BEGIN Entries supplied

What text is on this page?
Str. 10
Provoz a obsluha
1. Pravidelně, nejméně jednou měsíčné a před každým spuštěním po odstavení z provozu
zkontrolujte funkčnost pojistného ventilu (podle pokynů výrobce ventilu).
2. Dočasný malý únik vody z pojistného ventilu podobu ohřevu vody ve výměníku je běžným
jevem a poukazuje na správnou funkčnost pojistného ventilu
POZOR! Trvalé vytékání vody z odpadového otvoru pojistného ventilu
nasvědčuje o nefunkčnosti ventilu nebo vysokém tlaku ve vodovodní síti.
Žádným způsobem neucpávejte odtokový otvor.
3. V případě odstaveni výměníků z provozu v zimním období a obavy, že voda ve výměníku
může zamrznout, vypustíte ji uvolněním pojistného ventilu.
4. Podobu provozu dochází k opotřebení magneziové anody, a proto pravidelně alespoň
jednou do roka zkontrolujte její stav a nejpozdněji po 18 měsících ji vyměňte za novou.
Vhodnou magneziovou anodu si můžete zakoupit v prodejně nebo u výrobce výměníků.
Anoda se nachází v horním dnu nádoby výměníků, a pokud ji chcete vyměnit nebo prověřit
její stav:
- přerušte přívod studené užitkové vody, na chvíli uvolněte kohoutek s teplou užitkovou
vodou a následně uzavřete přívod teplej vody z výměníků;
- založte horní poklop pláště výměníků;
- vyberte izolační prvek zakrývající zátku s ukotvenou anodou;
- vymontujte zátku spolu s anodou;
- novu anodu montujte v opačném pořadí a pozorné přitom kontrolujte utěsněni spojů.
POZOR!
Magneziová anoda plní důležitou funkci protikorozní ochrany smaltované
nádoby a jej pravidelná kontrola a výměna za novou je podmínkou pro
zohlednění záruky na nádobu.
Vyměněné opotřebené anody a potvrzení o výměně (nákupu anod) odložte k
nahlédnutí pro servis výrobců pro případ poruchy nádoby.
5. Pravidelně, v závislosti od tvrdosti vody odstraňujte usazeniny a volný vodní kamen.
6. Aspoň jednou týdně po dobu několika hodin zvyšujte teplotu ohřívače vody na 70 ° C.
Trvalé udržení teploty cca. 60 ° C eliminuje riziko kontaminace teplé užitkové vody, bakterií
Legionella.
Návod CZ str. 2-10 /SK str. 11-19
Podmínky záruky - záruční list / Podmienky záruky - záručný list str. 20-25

END Entries supplied

Extract each line of the material exactly as it stands.

What text is on this page?
Str. 10
Provoz a obsluha
1. Pravidelně, nejméně jednou měsíčné a před každým spuštěním po odstavení z provozu
zkontrolujte funkčnost pojistného ventilu (podle pokynů výrobce ventilu).
2. Dočasný malý únik vody z pojistného ventilu podobu ohřevu vody ve výměníku je běžným
jevem a poukazuje na správnou funkčnost pojistného ventilu
POZOR! Trvalé vytékání vody z odpadového otvoru pojistného ventilu
nasvědčuje o nefunkčnosti ventilu nebo vysokém tlaku ve vodovodní síti.
Žádným způsobem neucpávejte odtokový otvor.
3. V případě odstaveni výměníků z provozu v zimním období a obavy, že voda ve výměníku
může zamrznout, vypustíte ji uvolněním pojistného ventilu.
4. Podobu provozu dochází k opotřebení magneziové anody, a proto pravidelně alespoň
jednou do roka zkontrolujte její stav a nejpozdněji po 18 měsících ji vyměňte za novou.
Vhodnou magneziovou anodu si můžete zakoupit v prodejně nebo u výrobce výměníků.
Anoda se nachází v horním dnu nádoby výměníků, a pokud ji chcete vyměnit nebo prověřit
její stav:
- přerušte přívod studené užitkové vody, na chvíli uvolněte kohoutek s teplou užitkovou
vodou a následně uzavřete přívod teplej vody z výměníků;
- založte horní poklop pláště výměníků;
- vyberte izolační prvek zakrývající zátku s ukotvenou anodou;
- vymontujte zátku spolu s anodou;
- novu anodu montujte v opačném pořadí a pozorné přitom kontrolujte utěsněni spojů.
POZOR!
Magneziová anoda plní důležitou funkci protikorozní ochrany smaltované
nádoby a jej pravidelná kontrola a výměna za novou je podmínkou pro
zohlednění záruky na nádobu.
Vyměněné opotřebené anody a potvrzení o výměně (nákupu anod) odložte k
nahlédnutí pro servis výrobců pro případ poruchy nádoby.
5. Pravidelně, v závislosti od tvrdosti vody odstraňujte usazeniny a volný vodní kamen.
6. Aspoň jednou týdně po dobu několika hodin zvyšujte teplotu ohřívače vody na 70 ° C.
Trvalé udržení teploty cca. 60 ° C eliminuje riziko kontaminace teplé užitkové vody, bakterií
Legionella.
Návod CZ str. 2-10 /SK str. 11-19
Podmínky záruky - záruční list / Podmienky záruky - záručný list str. 20-25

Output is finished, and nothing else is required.